Recorded data
########################################
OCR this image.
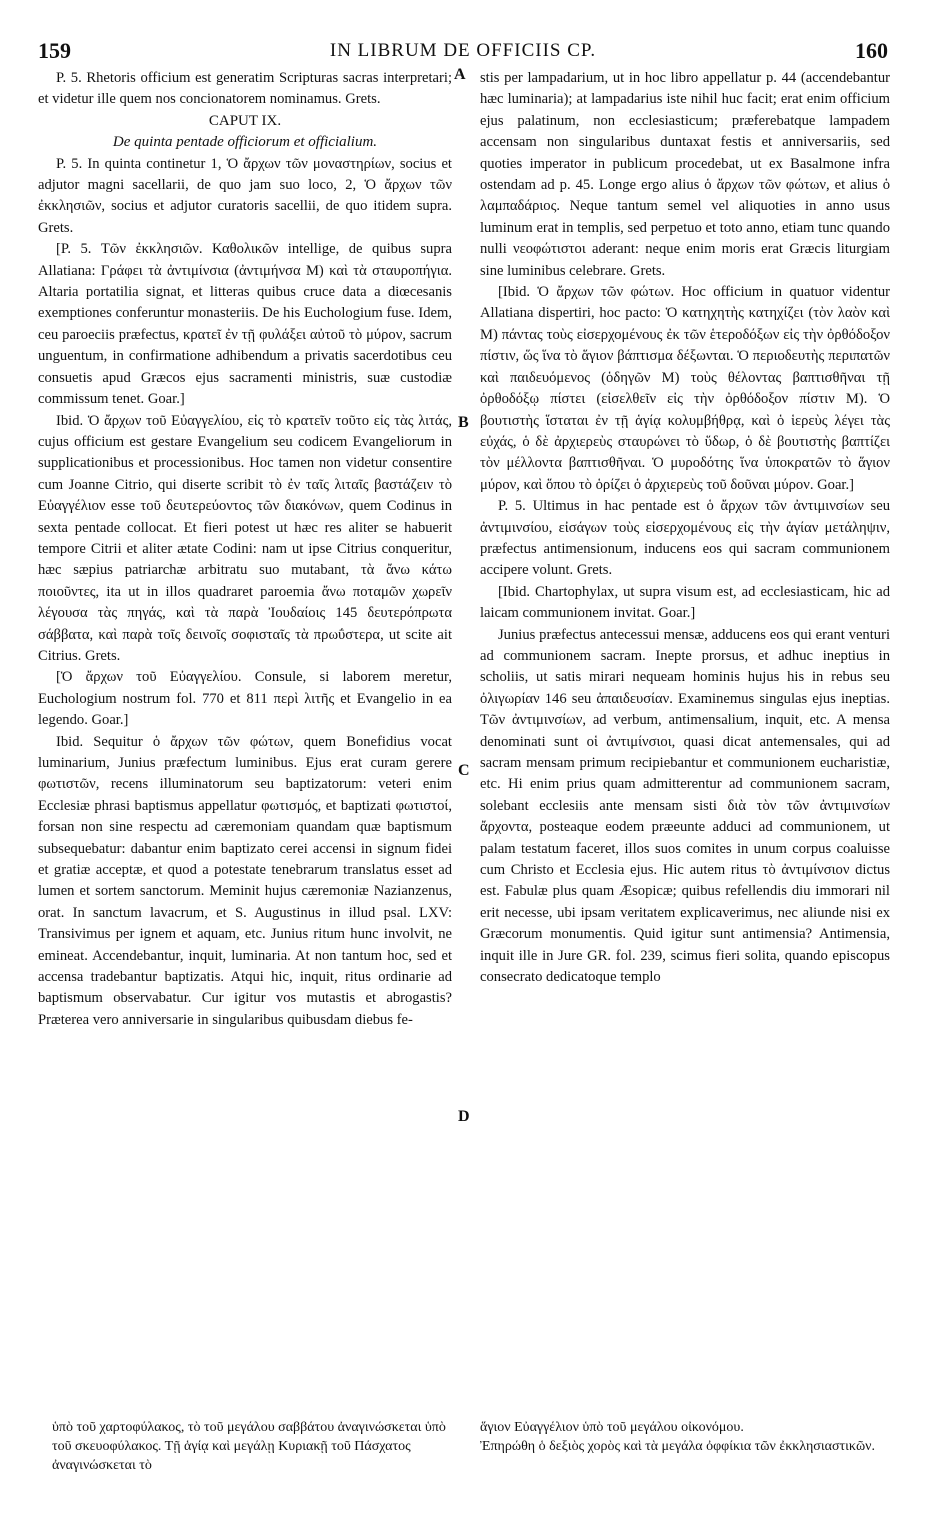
159	IN LIBRUM DE OFFICIIS CP.	160
A
B
C
D

P. 5. Rhetoris officium est generatim Scripturas sacras interpretari; et videtur ille quem nos concionatorem nominamus. Grets.

CAPUT IX.

De quinta pentade officiorum et officialium.

P. 5. In quinta continetur 1, Ὁ ἄρχων τῶν μοναστηρίων, socius et adjutor magni sacellarii, de quo jam suo loco, 2, Ὁ ἄρχων τῶν ἐκκλησιῶν, socius et adjutor curatoris sacellii, de quo itidem supra. Grets.

[P. 5. Τῶν ἐκκλησιῶν. Καθολικῶν intellige, de quibus supra Allatiana: Γράφει τὰ ἀντιμίνσια (ἀντιμήνσα M) καὶ τὰ σταυροπήγια. Altaria portatilia signat, et litteras quibus cruce data a diœcesanis exemptiones conferuntur monasteriis. De his Euchologium fuse. Idem, ceu paroeciis præfectus, κρατεῖ ἐν τῇ φυλάξει αὐτοῦ τὸ μύρον, sacrum unguentum, in confirmatione adhibendum a privatis sacerdotibus ceu consuetis apud Græcos ejus sacramenti ministris, suæ custodiæ commissum tenet. Goar.]

Ibid. Ὁ ἄρχων τοῦ Εὐαγγελίου, εἰς τὸ κρατεῖν τοῦτο εἰς τὰς λιτάς, cujus officium est gestare Evangelium seu codicem Evangeliorum in supplicationibus et processionibus. Hoc tamen non videtur consentire cum Joanne Citrio, qui diserte scribit τὸ ἐν ταῖς λιταῖς βαστάζειν τὸ Εὐαγγέλιον esse τοῦ δευτερεύοντος τῶν διακόνων, quem Codinus in sexta pentade collocat. Et fieri potest ut hæc res aliter se habuerit tempore Citrii et aliter ætate Codini: nam ut ipse Citrius conqueritur, hæc sæpius patriarchæ arbitratu suo mutabant, τὰ ἄνω κάτω ποιοῦντες, ita ut in illos quadraret paroemia ἄνω ποταμῶν χωρεῖν λέγουσα τὰς πηγάς, καὶ τὰ παρὰ Ἰουδαίοις 145 δευτερόπρωτα σάββατα, καὶ παρὰ τοῖς δεινοῖς σοφισταῖς τὰ πρωΰστερα, ut scite ait Citrius. Grets.

[Ὁ ἄρχων τοῦ Εὐαγγελίου. Consule, si laborem meretur, Euchologium nostrum fol. 770 et 811 περὶ λιτῆς et Evangelio in ea legendo. Goar.]

Ibid. Sequitur ὁ ἄρχων τῶν φώτων, quem Bonefidius vocat luminarium, Junius præfectum luminibus. Ejus erat curam gerere φωτιστῶν, recens illuminatorum seu baptizatorum: veteri enim Ecclesiæ phrasi baptismus appellatur φωτισμός, et baptizati φωτιστοί, forsan non sine respectu ad cæremoniam quandam quæ baptismum subsequebatur: dabantur enim baptizato cerei accensi in signum fidei et gratiæ acceptæ, et quod a potestate tenebrarum translatus esset ad lumen et sortem sanctorum. Meminit hujus cæremoniæ Nazianzenus, orat. In sanctum lavacrum, et S. Augustinus in illud psal. LXV: Transivimus per ignem et aquam, etc. Junius ritum hunc involvit, ne emineat. Accendebantur, inquit, luminaria. At non tantum hoc, sed et accensa tradebantur baptizatis. Atqui hic, inquit, ritus ordinarie ad baptismum observabatur. Cur igitur vos mutastis et abrogastis? Præterea vero anniversarie in singularibus quibusdam diebus fe-

stis per lampadarium, ut in hoc libro appellatur p. 44 (accendebantur hæc luminaria); at lampadarius iste nihil huc facit; erat enim officium ejus palatinum, non ecclesiasticum; præferebatque lampadem accensam non singularibus duntaxat festis et anniversariis, sed quoties imperator in publicum procedebat, ut ex Basalmone infra ostendam ad p. 45. Longe ergo alius ὁ ἄρχων τῶν φώτων, et alius ὁ λαμπαδάριος. Neque tantum semel vel aliquoties in anno usus luminum erat in templis, sed perpetuo et toto anno, etiam tunc quando nulli νεοφώτιστοι aderant: neque enim moris erat Græcis liturgiam sine luminibus celebrare. Grets.

[Ibid. Ὁ ἄρχων τῶν φώτων. Hoc officium in quatuor videntur Allatiana dispertiri, hoc pacto: Ὁ κατηχητὴς κατηχίζει (τὸν λαὸν καὶ M) πάντας τοὺς εἰσερχομένους ἐκ τῶν ἑτεροδόξων εἰς τὴν ὀρθόδοξον πίστιν, ὥς ἵνα τὸ ἅγιον βάπτισμα δέξωνται. Ὁ περιοδευτὴς περιπατῶν καὶ παιδευόμενος (ὁδηγῶν M) τοὺς θέλοντας βαπτισθῆναι τῇ ὀρθοδόξῳ πίστει (εἰσελθεῖν εἰς τὴν ὀρθόδοξον πίστιν M). Ὁ βουτιστὴς ἵσταται ἐν τῇ ἁγίᾳ κολυμβήθρᾳ, καὶ ὁ ἱερεὺς λέγει τὰς εὐχάς, ὁ δὲ ἀρχιερεὺς σταυρώνει τὸ ὕδωρ, ὁ δὲ βουτιστὴς βαπτίζει τὸν μέλλοντα βαπτισθῆναι. Ὁ μυροδότης ἵνα ὑποκρατῶν τὸ ἅγιον μύρον, καὶ ὅπου τὸ ὁρίζει ὁ ἀρχιερεὺς τοῦ δοῦναι μύρον. Goar.]

P. 5. Ultimus in hac pentade est ὁ ἄρχων τῶν ἀντιμινσίων seu ἀντιμινσίου, εἰσάγων τοὺς εἰσερχομένους εἰς τὴν ἁγίαν μετάληψιν, præfectus antimensionum, inducens eos qui sacram communionem accipere volunt. Grets.

[Ibid. Chartophylax, ut supra visum est, ad ecclesiasticam, hic ad laicam communionem invitat. Goar.]

Junius præfectus antecessui mensæ, adducens eos qui erant venturi ad communionem sacram. Inepte prorsus, et adhuc ineptius in scholiis, ut satis mirari nequeam hominis hujus his in rebus seu ὀλιγωρίαν 146 seu ἀπαιδευσίαν. Examinemus singulas ejus ineptias. Τῶν ἀντιμινσίων, ad verbum, antimensalium, inquit, etc. A mensa denominati sunt οἱ ἀντιμίνσιοι, quasi dicat antemensales, qui ad sacram mensam primum recipiebantur et communionem eucharistiæ, etc. Hi enim prius quam admitterentur ad communionem sacram, solebant ecclesiis ante mensam sisti διὰ τὸν τῶν ἀντιμινσίων ἄρχοντα, posteaque eodem præeunte adduci ad communionem, ut palam testatum faceret, illos suos comites in unum corpus coaluisse cum Christo et Ecclesia ejus. Hic autem ritus τὸ ἀντιμίνσιον dictus est. Fabulæ plus quam Æsopicæ; quibus refellendis diu immorari nil erit necesse, ubi ipsam veritatem explicaverimus, nec aliunde nisi ex Græcorum monumentis. Quid igitur sunt antimensia? Antimensia, inquit ille in Jure GR. fol. 239, scimus fieri solita, quando episcopus consecrato dedicatoque templo

ὑπὸ τοῦ χαρτοφύλακος, τὸ τοῦ μεγάλου σαββάτου ἀναγινώσκεται ὑπὸ τοῦ σκευοφύλακος. Τῇ ἁγίᾳ καὶ μεγάλῃ Κυριακῇ τοῦ Πάσχατος ἀναγινώσκεται τὸ

ἅγιον Εὐαγγέλιον ὑπὸ τοῦ μεγάλου οἰκονόμου.

Ἐπηρώθη ὁ δεξιὸς χορὸς καὶ τὰ μεγάλα ὀφφίκια τῶν ἐκκλησιαστικῶν.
########################################
Gather and return every line that holds the string "μεγάλου".

ὑπὸ τοῦ χαρτοφύλακος, τὸ τοῦ μεγάλου σαββάτου ἀναγινώσκεται ὑπὸ τοῦ σκευοφύλακος. Τῇ ἁγίᾳ καὶ μεγάλῃ Κυριακῇ τοῦ Πάσχατος ἀναγινώσκεται τὸ
ἅγιον Εὐαγγέλιον ὑπὸ τοῦ μεγάλου οἰκονόμου.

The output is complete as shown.